Task to carry out: Your task is to restate the data word for word.

Material provided:
- - -

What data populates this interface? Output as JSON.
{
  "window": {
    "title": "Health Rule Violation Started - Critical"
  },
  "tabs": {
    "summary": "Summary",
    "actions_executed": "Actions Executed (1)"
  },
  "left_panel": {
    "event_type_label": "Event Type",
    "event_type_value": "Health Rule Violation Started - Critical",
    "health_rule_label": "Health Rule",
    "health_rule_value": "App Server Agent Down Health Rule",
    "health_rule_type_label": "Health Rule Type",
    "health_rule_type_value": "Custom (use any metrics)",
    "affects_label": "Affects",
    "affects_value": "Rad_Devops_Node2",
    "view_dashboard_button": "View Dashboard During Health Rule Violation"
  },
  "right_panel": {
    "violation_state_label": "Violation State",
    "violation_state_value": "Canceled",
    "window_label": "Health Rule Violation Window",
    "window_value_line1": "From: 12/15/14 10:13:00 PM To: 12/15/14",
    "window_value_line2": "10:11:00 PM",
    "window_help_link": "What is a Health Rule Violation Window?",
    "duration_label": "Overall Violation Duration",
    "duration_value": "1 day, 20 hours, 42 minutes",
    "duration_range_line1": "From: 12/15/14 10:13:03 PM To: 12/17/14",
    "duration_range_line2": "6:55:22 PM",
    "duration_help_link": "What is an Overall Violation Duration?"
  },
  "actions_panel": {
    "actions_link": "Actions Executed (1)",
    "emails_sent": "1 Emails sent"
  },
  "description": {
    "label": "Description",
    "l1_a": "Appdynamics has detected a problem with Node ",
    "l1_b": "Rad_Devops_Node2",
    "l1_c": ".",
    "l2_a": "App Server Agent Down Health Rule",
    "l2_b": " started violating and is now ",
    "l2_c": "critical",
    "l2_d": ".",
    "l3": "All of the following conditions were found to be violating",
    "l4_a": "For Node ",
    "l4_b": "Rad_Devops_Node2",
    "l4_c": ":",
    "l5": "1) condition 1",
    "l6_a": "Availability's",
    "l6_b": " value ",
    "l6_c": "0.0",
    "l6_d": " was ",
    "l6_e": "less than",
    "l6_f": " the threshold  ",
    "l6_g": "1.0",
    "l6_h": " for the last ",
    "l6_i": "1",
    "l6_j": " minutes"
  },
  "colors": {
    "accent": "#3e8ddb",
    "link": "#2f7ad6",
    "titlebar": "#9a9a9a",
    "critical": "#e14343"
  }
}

- - -

Task solution:
What data populates this interface? Output as JSON.
{
  "window": {
    "title": "Health Rule Violation Started - Critical"
  },
  "tabs": {
    "summary": "Summary",
    "actions_executed": "Actions Executed (1)"
  },
  "left_panel": {
    "event_type_label": "Event Type",
    "event_type_value": "Health Rule Violation Started - Critical",
    "health_rule_label": "Health Rule",
    "health_rule_value": "App Server Agent Down Health Rule",
    "health_rule_type_label": "Health Rule Type",
    "health_rule_type_value": "Custom (use any metrics)",
    "affects_label": "Affects",
    "affects_value": "Rad_Devops_Node2",
    "view_dashboard_button": "View Dashboard During Health Rule Violation"
  },
  "right_panel": {
    "violation_state_label": "Violation State",
    "violation_state_value": "Canceled",
    "window_label": "Health Rule Violation Window",
    "window_value_line1": "From: 12/15/14 10:13:00 PM To: 12/15/14",
    "window_value_line2": "10:11:00 PM",
    "window_help_link": "What is a Health Rule Violation Window?",
    "duration_label": "Overall Violation Duration",
    "duration_value": "1 day, 20 hours, 42 minutes",
    "duration_range_line1": "From: 12/15/14 10:13:03 PM To: 12/17/14",
    "duration_range_line2": "6:55:22 PM",
    "duration_help_link": "What is an Overall Violation Duration?"
  },
  "actions_panel": {
    "actions_link": "Actions Executed (1)",
    "emails_sent": "1 Emails sent"
  },
  "description": {
    "label": "Description",
    "l1_a": "Appdynamics has detected a problem with Node ",
    "l1_b": "Rad_Devops_Node2",
    "l1_c": ".",
    "l2_a": "App Server Agent Down Health Rule",
    "l2_b": " started violating and is now ",
    "l2_c": "critical",
    "l2_d": ".",
    "l3": "All of the following conditions were found to be violating",
    "l4_a": "For Node ",
    "l4_b": "Rad_Devops_Node2",
    "l4_c": ":",
    "l5": "1) condition 1",
    "l6_a": "Availability's",
    "l6_b": " value ",
    "l6_c": "0.0",
    "l6_d": " was ",
    "l6_e": "less than",
    "l6_f": " the threshold  ",
    "l6_g": "1.0",
    "l6_h": " for the last ",
    "l6_i": "1",
    "l6_j": " minutes"
  },
  "colors": {
    "accent": "#3e8ddb",
    "link": "#2f7ad6",
    "titlebar": "#9a9a9a",
    "critical": "#e14343"
  }
}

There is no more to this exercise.